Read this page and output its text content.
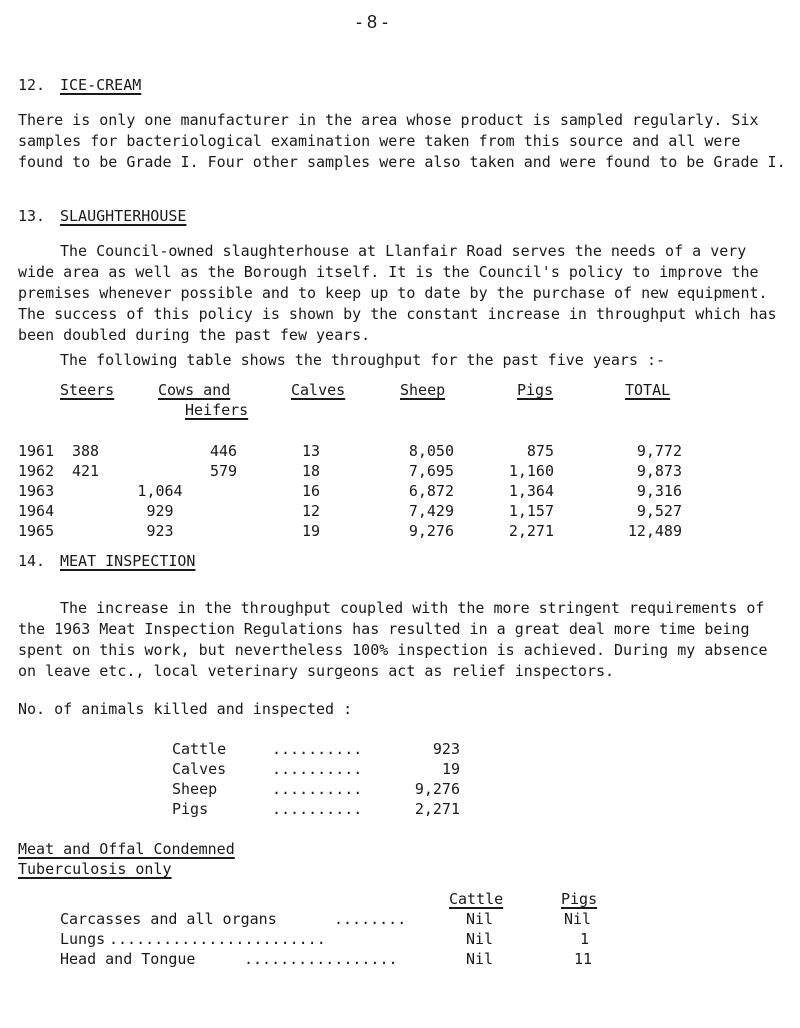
- 8 -
12. ICE-CREAM
There is only one manufacturer in the area whose product is sampled regularly. Six samples for bacteriological examination were taken from this source and all were found to be Grade I. Four other samples were also taken and were found to be Grade I.
13. SLAUGHTERHOUSE
The Council-owned slaughterhouse at Llanfair Road serves the needs of a very wide area as well as the Borough itself. It is the Council's policy to improve the premises whenever possible and to keep up to date by the purchase of new equipment. The success of this policy is shown by the constant increase in throughput which has been doubled during the past few years.
The following table shows the throughput for the past five years :-
Steers	Cows and
Heifers
Calves	Sheep	Pigs	TOTAL
1961 388	446	13	8,050	875	9,772
1962 421	579	18	7,695	1,160	9,873
1963	1,064	16	6,872	1,364	9,316
1964	929	12	7,429	1,157	9,527
1965	923	19	9,276	2,271	12,489
14. MEAT INSPECTION
The increase in the throughput coupled with the more stringent requirements of the 1963 Meat Inspection Regulations has resulted in a great deal more time being spent on this work, but nevertheless 100% inspection is achieved. During my absence on leave etc., local veterinary surgeons act as relief inspectors.
No. of animals killed and inspected :
Cattle	..........	923
Calves	..........	19
Sheep	..........	9,276
Pigs	..........	2,271
Meat and Offal Condemned
Tuberculosis only
Cattle	Pigs
Carcasses and all organs	........	Nil	Nil
Lungs ........................	Nil	1
Head and Tongue	.................	Nil	11
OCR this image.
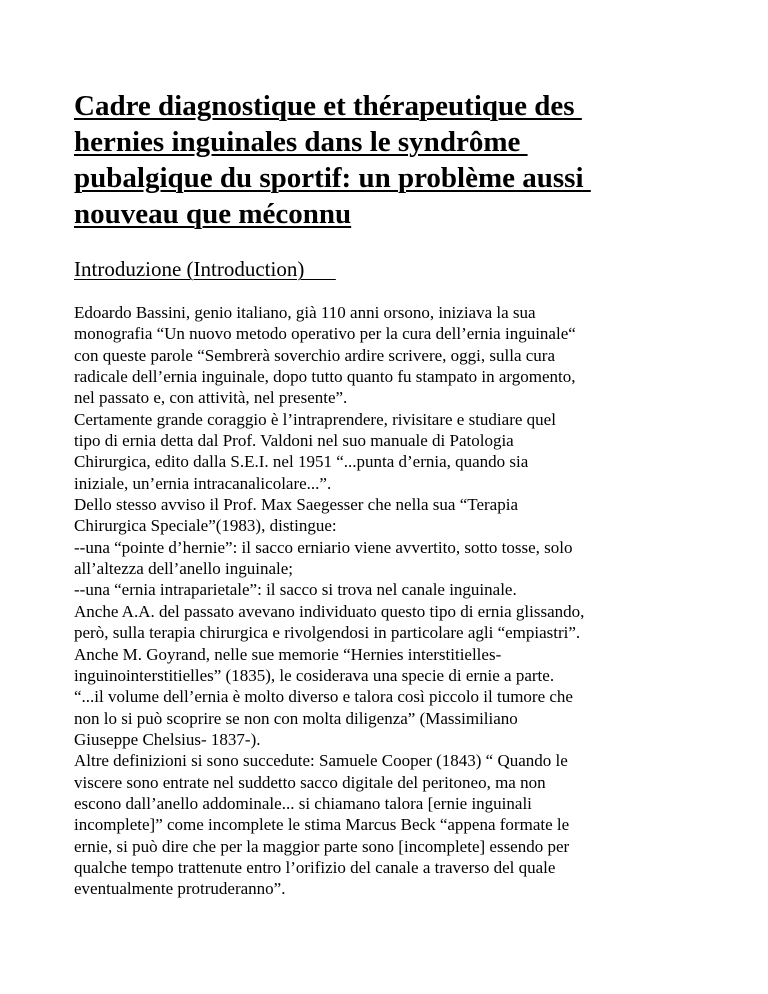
Cadre diagnostique et thérapeutique des
hernies inguinales dans le syndrôme
pubalgique du sportif: un problème aussi
nouveau que méconnu
Introduzione (Introduction)
Edoardo Bassini, genio italiano, già 110 anni orsono, iniziava la sua
monografia “Un nuovo metodo operativo per la cura dell’ernia inguinale“
con queste parole “Sembrerà soverchio ardire scrivere, oggi, sulla cura
radicale dell’ernia inguinale, dopo tutto quanto fu stampato in argomento,
nel passato e, con attività, nel presente”.
Certamente grande coraggio è l’intraprendere, rivisitare e studiare quel
tipo di ernia detta dal Prof. Valdoni nel suo manuale di Patologia
Chirurgica, edito dalla S.E.I. nel 1951 “...punta d’ernia, quando sia
iniziale, un’ernia intracanalicolare...”.
Dello stesso avviso il Prof. Max Saegesser che nella sua “Terapia
Chirurgica Speciale”(1983), distingue:
--una “pointe d’hernie”: il sacco erniario viene avvertito, sotto tosse, solo
all’altezza dell’anello inguinale;
--una “ernia intraparietale”: il sacco si trova nel canale inguinale.
Anche A.A. del passato avevano individuato questo tipo di ernia glissando,
però, sulla terapia chirurgica e rivolgendosi in particolare agli “empiastri”.
Anche M. Goyrand, nelle sue memorie “Hernies interstitielles-
inguinointerstitielles” (1835), le cosiderava una specie di ernie a parte.
“...il volume dell’ernia è molto diverso e talora così piccolo il tumore che
non lo si può scoprire se non con molta diligenza” (Massimiliano
Giuseppe Chelsius- 1837-).
Altre definizioni si sono succedute: Samuele Cooper (1843) “ Quando le
viscere sono entrate nel suddetto sacco digitale del peritoneo, ma non
escono dall’anello addominale... si chiamano talora [ernie inguinali
incomplete]” come incomplete le stima Marcus Beck “appena formate le
ernie, si può dire che per la maggior parte sono [incomplete] essendo per
qualche tempo trattenute entro l’orifizio del canale a traverso del quale
eventualmente protruderanno”.
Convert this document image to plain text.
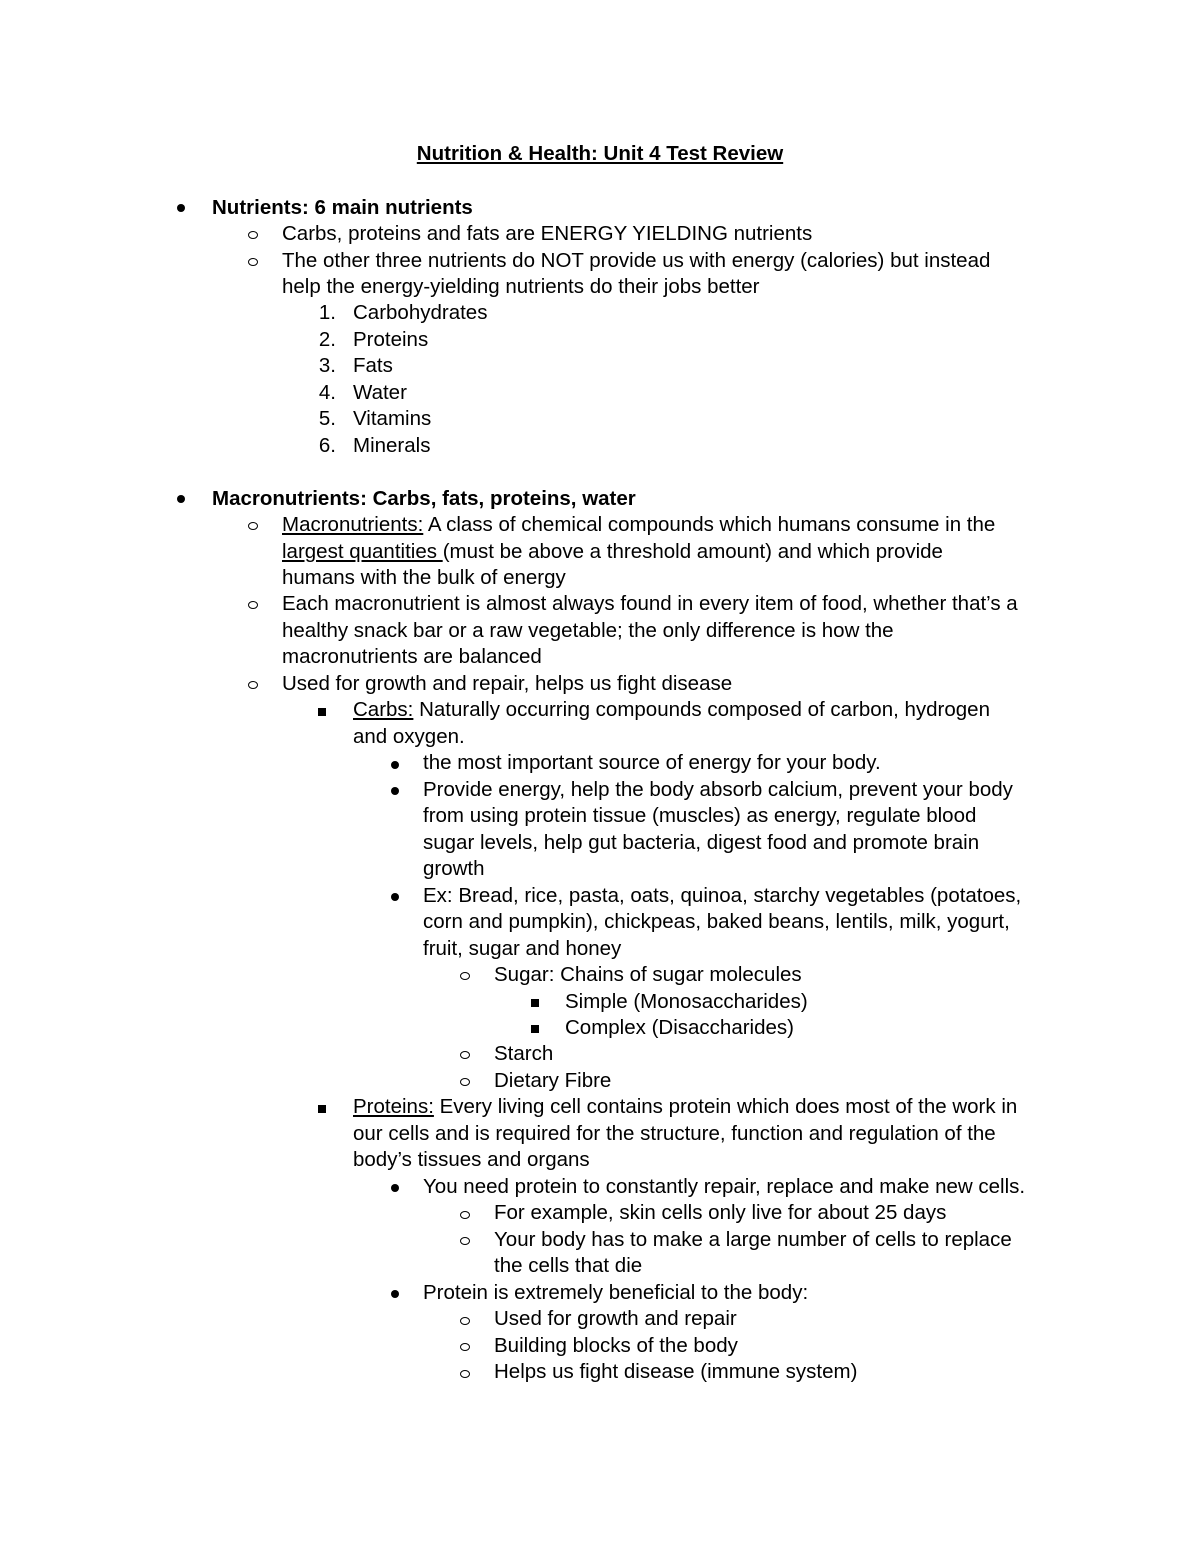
Nutrition & Health: Unit 4 Test Review
Nutrients: 6 main nutrients
Carbs, proteins and fats are ENERGY YIELDING nutrients
The other three nutrients do NOT provide us with energy (calories) but instead
help the energy-yielding nutrients do their jobs better
1. Carbohydrates
2. Proteins
3. Fats
4. Water
5. Vitamins
6. Minerals
Macronutrients: Carbs, fats, proteins, water
Macronutrients: A class of chemical compounds which humans consume in the
largest quantities (must be above a threshold amount) and which provide
humans with the bulk of energy
Each macronutrient is almost always found in every item of food, whether that’s a
healthy snack bar or a raw vegetable; the only difference is how the
macronutrients are balanced
Used for growth and repair, helps us fight disease
Carbs: Naturally occurring compounds composed of carbon, hydrogen
and oxygen.
the most important source of energy for your body.
Provide energy, help the body absorb calcium, prevent your body
from using protein tissue (muscles) as energy, regulate blood
sugar levels, help gut bacteria, digest food and promote brain
growth
Ex: Bread, rice, pasta, oats, quinoa, starchy vegetables (potatoes,
corn and pumpkin), chickpeas, baked beans, lentils, milk, yogurt,
fruit, sugar and honey
Sugar: Chains of sugar molecules
Simple (Monosaccharides)
Complex (Disaccharides)
Starch
Dietary Fibre
Proteins: Every living cell contains protein which does most of the work in
our cells and is required for the structure, function and regulation of the
body’s tissues and organs
You need protein to constantly repair, replace and make new cells.
For example, skin cells only live for about 25 days
Your body has to make a large number of cells to replace
the cells that die
Protein is extremely beneficial to the body:
Used for growth and repair
Building blocks of the body
Helps us fight disease (immune system)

> Goal of the exercise: Give the records again exactly, pictures left out.

> Response:
Read this page and output its text content.
- 8 -
12. ICE-CREAM
There is only one manufacturer in the area whose product is sampled regularly. Six samples for bacteriological examination were taken from this source and all were found to be Grade I. Four other samples were also taken and were found to be Grade I.
13. SLAUGHTERHOUSE
The Council-owned slaughterhouse at Llanfair Road serves the needs of a very wide area as well as the Borough itself. It is the Council's policy to improve the premises whenever possible and to keep up to date by the purchase of new equipment. The success of this policy is shown by the constant increase in throughput which has been doubled during the past few years.
The following table shows the throughput for the past five years :-
Steers	Cows and
Heifers
Calves	Sheep	Pigs	TOTAL
1961 388	446	13	8,050	875	9,772
1962 421	579	18	7,695	1,160	9,873
1963	1,064	16	6,872	1,364	9,316
1964	929	12	7,429	1,157	9,527
1965	923	19	9,276	2,271	12,489
14. MEAT INSPECTION
The increase in the throughput coupled with the more stringent requirements of the 1963 Meat Inspection Regulations has resulted in a great deal more time being spent on this work, but nevertheless 100% inspection is achieved. During my absence on leave etc., local veterinary surgeons act as relief inspectors.
No. of animals killed and inspected :
Cattle	..........	923
Calves	..........	19
Sheep	..........	9,276
Pigs	..........	2,271
Meat and Offal Condemned
Tuberculosis only
Cattle	Pigs
Carcasses and all organs	........	Nil	Nil
Lungs ........................	Nil	1
Head and Tongue	.................	Nil	11
OCR this image.
Cadre diagnostique et thérapeutique des
hernies inguinales dans le syndrôme
pubalgique du sportif: un problème aussi
nouveau que méconnu
Introduzione (Introduction)
Edoardo Bassini, genio italiano, già 110 anni orsono, iniziava la sua
monografia “Un nuovo metodo operativo per la cura dell’ernia inguinale“
con queste parole “Sembrerà soverchio ardire scrivere, oggi, sulla cura
radicale dell’ernia inguinale, dopo tutto quanto fu stampato in argomento,
nel passato e, con attività, nel presente”.
Certamente grande coraggio è l’intraprendere, rivisitare e studiare quel
tipo di ernia detta dal Prof. Valdoni nel suo manuale di Patologia
Chirurgica, edito dalla S.E.I. nel 1951 “...punta d’ernia, quando sia
iniziale, un’ernia intracanalicolare...”.
Dello stesso avviso il Prof. Max Saegesser che nella sua “Terapia
Chirurgica Speciale”(1983), distingue:
--una “pointe d’hernie”: il sacco erniario viene avvertito, sotto tosse, solo
all’altezza dell’anello inguinale;
--una “ernia intraparietale”: il sacco si trova nel canale inguinale.
Anche A.A. del passato avevano individuato questo tipo di ernia glissando,
però, sulla terapia chirurgica e rivolgendosi in particolare agli “empiastri”.
Anche M. Goyrand, nelle sue memorie “Hernies interstitielles-
inguinointerstitielles” (1835), le cosiderava una specie di ernie a parte.
“...il volume dell’ernia è molto diverso e talora così piccolo il tumore che
non lo si può scoprire se non con molta diligenza” (Massimiliano
Giuseppe Chelsius- 1837-).
Altre definizioni si sono succedute: Samuele Cooper (1843) “ Quando le
viscere sono entrate nel suddetto sacco digitale del peritoneo, ma non
escono dall’anello addominale... si chiamano talora [ernie inguinali
incomplete]” come incomplete le stima Marcus Beck “appena formate le
ernie, si può dire che per la maggior parte sono [incomplete] essendo per
qualche tempo trattenute entro l’orifizio del canale a traverso del quale
eventualmente protruderanno”.
Convert this document image to plain text.
Nutrition & Health: Unit 4 Test Review
Nutrients: 6 main nutrients
Carbs, proteins and fats are ENERGY YIELDING nutrients
The other three nutrients do NOT provide us with energy (calories) but instead
help the energy-yielding nutrients do their jobs better
1. Carbohydrates
2. Proteins
3. Fats
4. Water
5. Vitamins
6. Minerals
Macronutrients: Carbs, fats, proteins, water
Macronutrients: A class of chemical compounds which humans consume in the
largest quantities (must be above a threshold amount) and which provide
humans with the bulk of energy
Each macronutrient is almost always found in every item of food, whether that’s a
healthy snack bar or a raw vegetable; the only difference is how the
macronutrients are balanced
Used for growth and repair, helps us fight disease
Carbs: Naturally occurring compounds composed of carbon, hydrogen
and oxygen.
the most important source of energy for your body.
Provide energy, help the body absorb calcium, prevent your body
from using protein tissue (muscles) as energy, regulate blood
sugar levels, help gut bacteria, digest food and promote brain
growth
Ex: Bread, rice, pasta, oats, quinoa, starchy vegetables (potatoes,
corn and pumpkin), chickpeas, baked beans, lentils, milk, yogurt,
fruit, sugar and honey
Sugar: Chains of sugar molecules
Simple (Monosaccharides)
Complex (Disaccharides)
Starch
Dietary Fibre
Proteins: Every living cell contains protein which does most of the work in
our cells and is required for the structure, function and regulation of the
body’s tissues and organs
You need protein to constantly repair, replace and make new cells.
For example, skin cells only live for about 25 days
Your body has to make a large number of cells to replace
the cells that die
Protein is extremely beneficial to the body:
Used for growth and repair
Building blocks of the body
Helps us fight disease (immune system)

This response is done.